_Aim of the task_
Repeat every line exactly, keeping the pictures out of the copy.

_Record list_
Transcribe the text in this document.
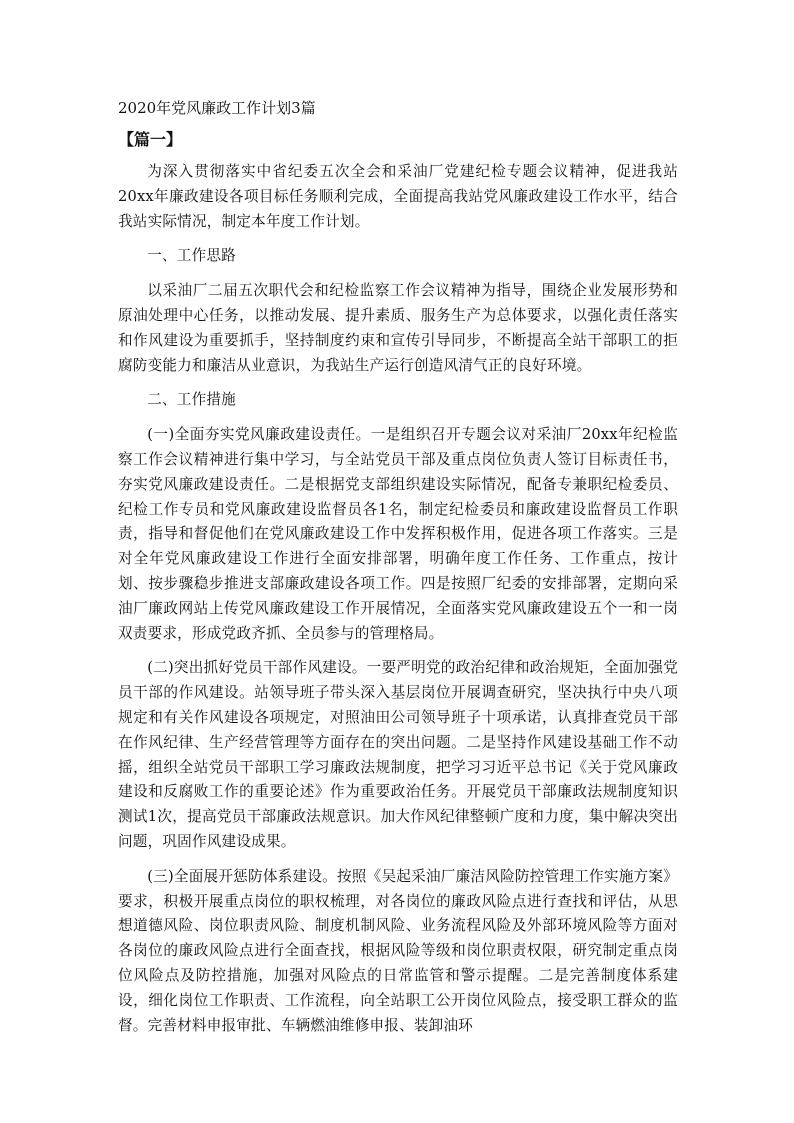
2020年党风廉政工作计划3篇
【篇一】

为深入贯彻落实中省纪委五次全会和采油厂党建纪检专题会议精神，促进我站20xx年廉政建设各项目标任务顺利完成，全面提高我站党风廉政建设工作水平，结合我站实际情况，制定本年度工作计划。

一、工作思路

以采油厂二届五次职代会和纪检监察工作会议精神为指导，围绕企业发展形势和原油处理中心任务，以推动发展、提升素质、服务生产为总体要求，以强化责任落实和作风建设为重要抓手，坚持制度约束和宣传引导同步，不断提高全站干部职工的拒腐防变能力和廉洁从业意识，为我站生产运行创造风清气正的良好环境。

二、工作措施

(一)全面夯实党风廉政建设责任。一是组织召开专题会议对采油厂20xx年纪检监察工作会议精神进行集中学习，与全站党员干部及重点岗位负责人签订目标责任书，夯实党风廉政建设责任。二是根据党支部组织建设实际情况，配备专兼职纪检委员、纪检工作专员和党风廉政建设监督员各1名，制定纪检委员和廉政建设监督员工作职责，指导和督促他们在党风廉政建设工作中发挥积极作用，促进各项工作落实。三是对全年党风廉政建设工作进行全面安排部署，明确年度工作任务、工作重点，按计划、按步骤稳步推进支部廉政建设各项工作。四是按照厂纪委的安排部署，定期向采油厂廉政网站上传党风廉政建设工作开展情况，全面落实党风廉政建设五个一和一岗双责要求，形成党政齐抓、全员参与的管理格局。

(二)突出抓好党员干部作风建设。一要严明党的政治纪律和政治规矩，全面加强党员干部的作风建设。站领导班子带头深入基层岗位开展调查研究，坚决执行中央八项规定和有关作风建设各项规定，对照油田公司领导班子十项承诺，认真排查党员干部在作风纪律、生产经营管理等方面存在的突出问题。二是坚持作风建设基础工作不动摇，组织全站党员干部职工学习廉政法规制度，把学习习近平总书记《关于党风廉政建设和反腐败工作的重要论述》作为重要政治任务。开展党员干部廉政法规制度知识测试1次，提高党员干部廉政法规意识。加大作风纪律整顿广度和力度，集中解决突出问题，巩固作风建设成果。

(三)全面展开惩防体系建设。按照《吴起采油厂廉洁风险防控管理工作实施方案》要求，积极开展重点岗位的职权梳理，对各岗位的廉政风险点进行查找和评估，从思想道德风险、岗位职责风险、制度机制风险、业务流程风险及外部环境风险等方面对各岗位的廉政风险点进行全面查找，根据风险等级和岗位职责权限，研究制定重点岗位风险点及防控措施，加强对风险点的日常监管和警示提醒。二是完善制度体系建设，细化岗位工作职责、工作流程，向全站职工公开岗位风险点，接受职工群众的监督。完善材料申报审批、车辆燃油维修申报、装卸油环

_Response for this exercise_
Transcribe the text in this document.
2020年党风廉政工作计划3篇
【篇一】

为深入贯彻落实中省纪委五次全会和采油厂党建纪检专题会议精神，促进我站20xx年廉政建设各项目标任务顺利完成，全面提高我站党风廉政建设工作水平，结合我站实际情况，制定本年度工作计划。

一、工作思路

以采油厂二届五次职代会和纪检监察工作会议精神为指导，围绕企业发展形势和原油处理中心任务，以推动发展、提升素质、服务生产为总体要求，以强化责任落实和作风建设为重要抓手，坚持制度约束和宣传引导同步，不断提高全站干部职工的拒腐防变能力和廉洁从业意识，为我站生产运行创造风清气正的良好环境。

二、工作措施

(一)全面夯实党风廉政建设责任。一是组织召开专题会议对采油厂20xx年纪检监察工作会议精神进行集中学习，与全站党员干部及重点岗位负责人签订目标责任书，夯实党风廉政建设责任。二是根据党支部组织建设实际情况，配备专兼职纪检委员、纪检工作专员和党风廉政建设监督员各1名，制定纪检委员和廉政建设监督员工作职责，指导和督促他们在党风廉政建设工作中发挥积极作用，促进各项工作落实。三是对全年党风廉政建设工作进行全面安排部署，明确年度工作任务、工作重点，按计划、按步骤稳步推进支部廉政建设各项工作。四是按照厂纪委的安排部署，定期向采油厂廉政网站上传党风廉政建设工作开展情况，全面落实党风廉政建设五个一和一岗双责要求，形成党政齐抓、全员参与的管理格局。

(二)突出抓好党员干部作风建设。一要严明党的政治纪律和政治规矩，全面加强党员干部的作风建设。站领导班子带头深入基层岗位开展调查研究，坚决执行中央八项规定和有关作风建设各项规定，对照油田公司领导班子十项承诺，认真排查党员干部在作风纪律、生产经营管理等方面存在的突出问题。二是坚持作风建设基础工作不动摇，组织全站党员干部职工学习廉政法规制度，把学习习近平总书记《关于党风廉政建设和反腐败工作的重要论述》作为重要政治任务。开展党员干部廉政法规制度知识测试1次，提高党员干部廉政法规意识。加大作风纪律整顿广度和力度，集中解决突出问题，巩固作风建设成果。

(三)全面展开惩防体系建设。按照《吴起采油厂廉洁风险防控管理工作实施方案》要求，积极开展重点岗位的职权梳理，对各岗位的廉政风险点进行查找和评估，从思想道德风险、岗位职责风险、制度机制风险、业务流程风险及外部环境风险等方面对各岗位的廉政风险点进行全面查找，根据风险等级和岗位职责权限，研究制定重点岗位风险点及防控措施，加强对风险点的日常监管和警示提醒。二是完善制度体系建设，细化岗位工作职责、工作流程，向全站职工公开岗位风险点，接受职工群众的监督。完善材料申报审批、车辆燃油维修申报、装卸油环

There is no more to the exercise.